# DATA EXCERPTS

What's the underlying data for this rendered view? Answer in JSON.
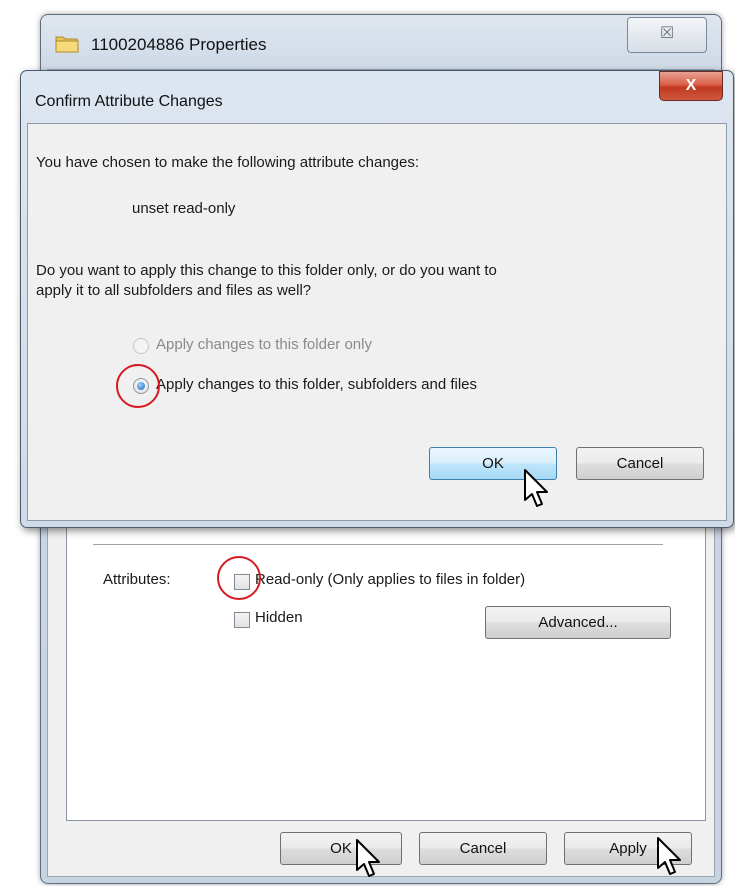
{
  "properties_window": {
    "title": "1100204886 Properties",
    "close_glyph": "☒",
    "attributes_label": "Attributes:",
    "readonly_label": "Read-only (Only applies to files in folder)",
    "hidden_label": "Hidden",
    "advanced_button": "Advanced...",
    "ok_button": "OK",
    "cancel_button": "Cancel",
    "apply_button": "Apply"
  },
  "confirm_dialog": {
    "title": "Confirm Attribute Changes",
    "close_glyph": "X",
    "intro_text": "You have chosen to make the following attribute changes:",
    "change_item": "unset read-only",
    "question_line1": "Do you want to apply this change to this folder only, or do you want to",
    "question_line2": "apply it to all subfolders and files as well?",
    "radio_option_1": "Apply changes to this folder only",
    "radio_option_2": "Apply changes to this folder, subfolders and files",
    "selected_option": 2,
    "ok_button": "OK",
    "cancel_button": "Cancel"
  },
  "colors": {
    "highlight_ring": "#d61a22",
    "close_button_red": "#c0381f",
    "default_button_blue": "#3c7fb1"
  },
  "icons": [
    "folder-icon",
    "close-icon",
    "cursor-icon"
  ]
}
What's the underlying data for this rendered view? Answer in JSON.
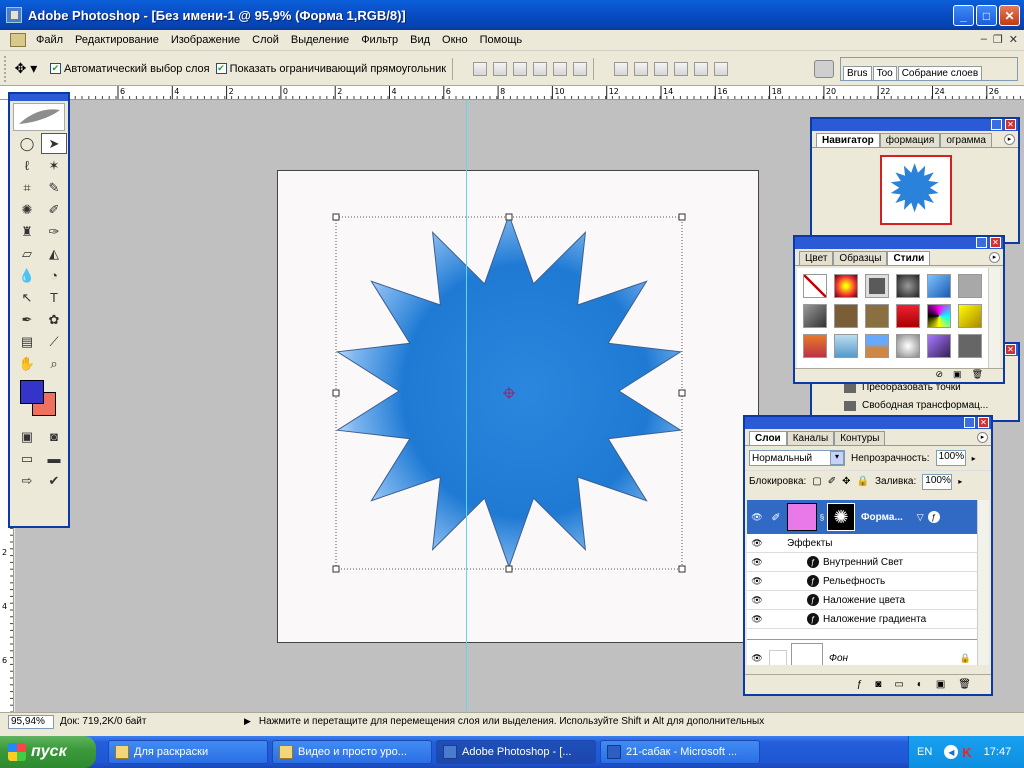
{
  "window": {
    "title": "Adobe Photoshop - [Без имени-1 @ 95,9% (Форма 1,RGB/8)]"
  },
  "menu": [
    "Файл",
    "Редактирование",
    "Изображение",
    "Слой",
    "Выделение",
    "Фильтр",
    "Вид",
    "Окно",
    "Помощь"
  ],
  "options": {
    "auto_select_label": "Автоматический выбор слоя",
    "auto_select_checked": true,
    "show_bounds_label": "Показать ограничивающий прямоугольник",
    "show_bounds_checked": true,
    "well_tabs": [
      "Brus",
      "Too",
      "Собрание слоев"
    ]
  },
  "ruler_top": [
    "6",
    "4",
    "2",
    "0",
    "2",
    "4",
    "6",
    "8",
    "10",
    "12",
    "14",
    "16",
    "18",
    "20",
    "22",
    "24",
    "26"
  ],
  "ruler_left": [
    "2",
    "4",
    "6"
  ],
  "tools": {
    "foreground_color": "#3434c8",
    "background_color": "#f07060"
  },
  "navigator": {
    "tabs": [
      "Навигатор",
      "формация",
      "ограмма"
    ]
  },
  "styles_panel": {
    "tabs": [
      "Цвет",
      "Образцы",
      "Стили"
    ]
  },
  "history_items": [
    "Преобразовать точки",
    "Свободная трансформац..."
  ],
  "layers": {
    "tabs": [
      "Слои",
      "Каналы",
      "Контуры"
    ],
    "blend_mode": "Нормальный",
    "opacity_label": "Непрозрачность:",
    "opacity_value": "100%",
    "lock_label": "Блокировка:",
    "fill_label": "Заливка:",
    "fill_value": "100%",
    "shape_layer_name": "Форма...",
    "effects_label": "Эффекты",
    "effects": [
      "Внутренний Свет",
      "Рельефность",
      "Наложение цвета",
      "Наложение градиента"
    ],
    "background_layer_name": "Фон"
  },
  "status": {
    "zoom": "95,94%",
    "doc_info": "Док: 719,2K/0 байт",
    "hint": "Нажмите и перетащите для перемещения слоя или выделения. Используйте Shift и Alt для дополнительных"
  },
  "taskbar": {
    "start_label": "пуск",
    "items": [
      "Для раскраски",
      "Видео и просто уро...",
      "Adobe Photoshop - [...",
      "21-сабак - Microsoft ..."
    ],
    "lang": "EN",
    "time": "17:47"
  }
}
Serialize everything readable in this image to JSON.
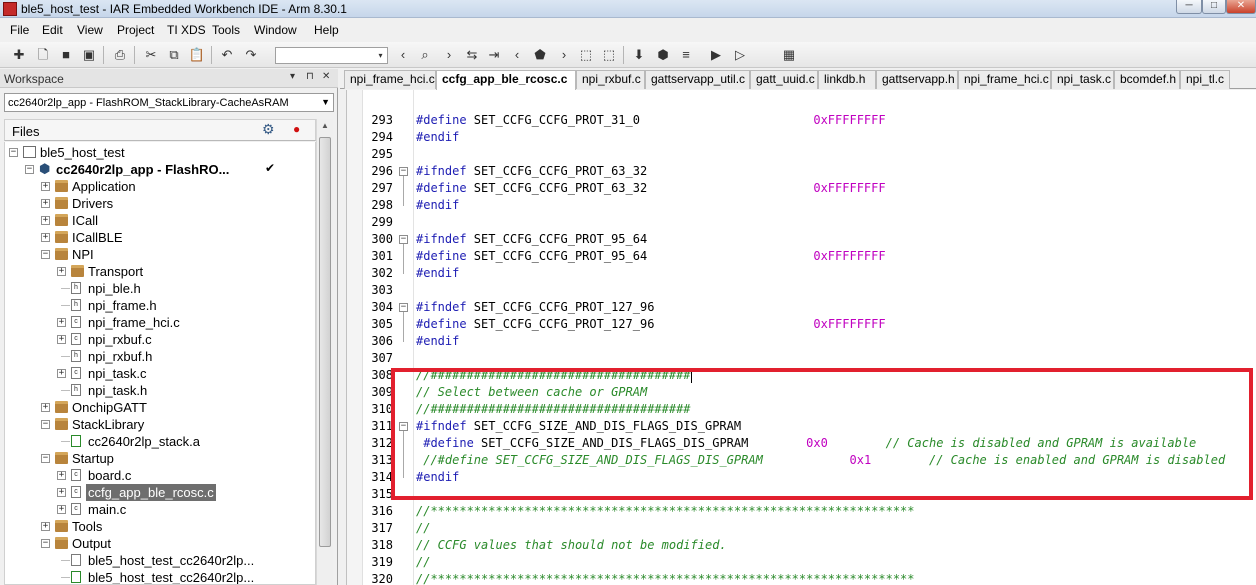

# SHORT EXERCISE
Above are records to transcribe exactly; leave their pictures out.

# OUTPUT FOR THIS TASK
What's the underlying data for this rendered view? Answer in JSON.
{
  "properties_window": {
    "title": "1100204886 Properties",
    "close_glyph": "☒",
    "attributes_label": "Attributes:",
    "readonly_label": "Read-only (Only applies to files in folder)",
    "hidden_label": "Hidden",
    "advanced_button": "Advanced...",
    "ok_button": "OK",
    "cancel_button": "Cancel",
    "apply_button": "Apply"
  },
  "confirm_dialog": {
    "title": "Confirm Attribute Changes",
    "close_glyph": "X",
    "intro_text": "You have chosen to make the following attribute changes:",
    "change_item": "unset read-only",
    "question_line1": "Do you want to apply this change to this folder only, or do you want to",
    "question_line2": "apply it to all subfolders and files as well?",
    "radio_option_1": "Apply changes to this folder only",
    "radio_option_2": "Apply changes to this folder, subfolders and files",
    "selected_option": 2,
    "ok_button": "OK",
    "cancel_button": "Cancel"
  },
  "colors": {
    "highlight_ring": "#d61a22",
    "close_button_red": "#c0381f",
    "default_button_blue": "#3c7fb1"
  },
  "icons": [
    "folder-icon",
    "close-icon",
    "cursor-icon"
  ]
}
What's the underlying data for this rendered view? Answer in JSON.
{
  "window": {
    "title": "Adobe Photoshop - [Без имени-1 @ 95,9% (Форма 1,RGB/8)]"
  },
  "menu": [
    "Файл",
    "Редактирование",
    "Изображение",
    "Слой",
    "Выделение",
    "Фильтр",
    "Вид",
    "Окно",
    "Помощь"
  ],
  "options": {
    "auto_select_label": "Автоматический выбор слоя",
    "auto_select_checked": true,
    "show_bounds_label": "Показать ограничивающий прямоугольник",
    "show_bounds_checked": true,
    "well_tabs": [
      "Brus",
      "Too",
      "Собрание слоев"
    ]
  },
  "ruler_top": [
    "6",
    "4",
    "2",
    "0",
    "2",
    "4",
    "6",
    "8",
    "10",
    "12",
    "14",
    "16",
    "18",
    "20",
    "22",
    "24",
    "26"
  ],
  "ruler_left": [
    "2",
    "4",
    "6"
  ],
  "tools": {
    "foreground_color": "#3434c8",
    "background_color": "#f07060"
  },
  "navigator": {
    "tabs": [
      "Навигатор",
      "формация",
      "ограмма"
    ]
  },
  "styles_panel": {
    "tabs": [
      "Цвет",
      "Образцы",
      "Стили"
    ]
  },
  "history_items": [
    "Преобразовать точки",
    "Свободная трансформац..."
  ],
  "layers": {
    "tabs": [
      "Слои",
      "Каналы",
      "Контуры"
    ],
    "blend_mode": "Нормальный",
    "opacity_label": "Непрозрачность:",
    "opacity_value": "100%",
    "lock_label": "Блокировка:",
    "fill_label": "Заливка:",
    "fill_value": "100%",
    "shape_layer_name": "Форма...",
    "effects_label": "Эффекты",
    "effects": [
      "Внутренний Свет",
      "Рельефность",
      "Наложение цвета",
      "Наложение градиента"
    ],
    "background_layer_name": "Фон"
  },
  "status": {
    "zoom": "95,94%",
    "doc_info": "Док: 719,2K/0 байт",
    "hint": "Нажмите и перетащите для перемещения слоя или выделения. Используйте Shift и Alt для дополнительных"
  },
  "taskbar": {
    "start_label": "пуск",
    "items": [
      "Для раскраски",
      "Видео и просто уро...",
      "Adobe Photoshop - [...",
      "21-сабак - Microsoft ..."
    ],
    "lang": "EN",
    "time": "17:47"
  }
}
Serialize everything readable in this image to JSON.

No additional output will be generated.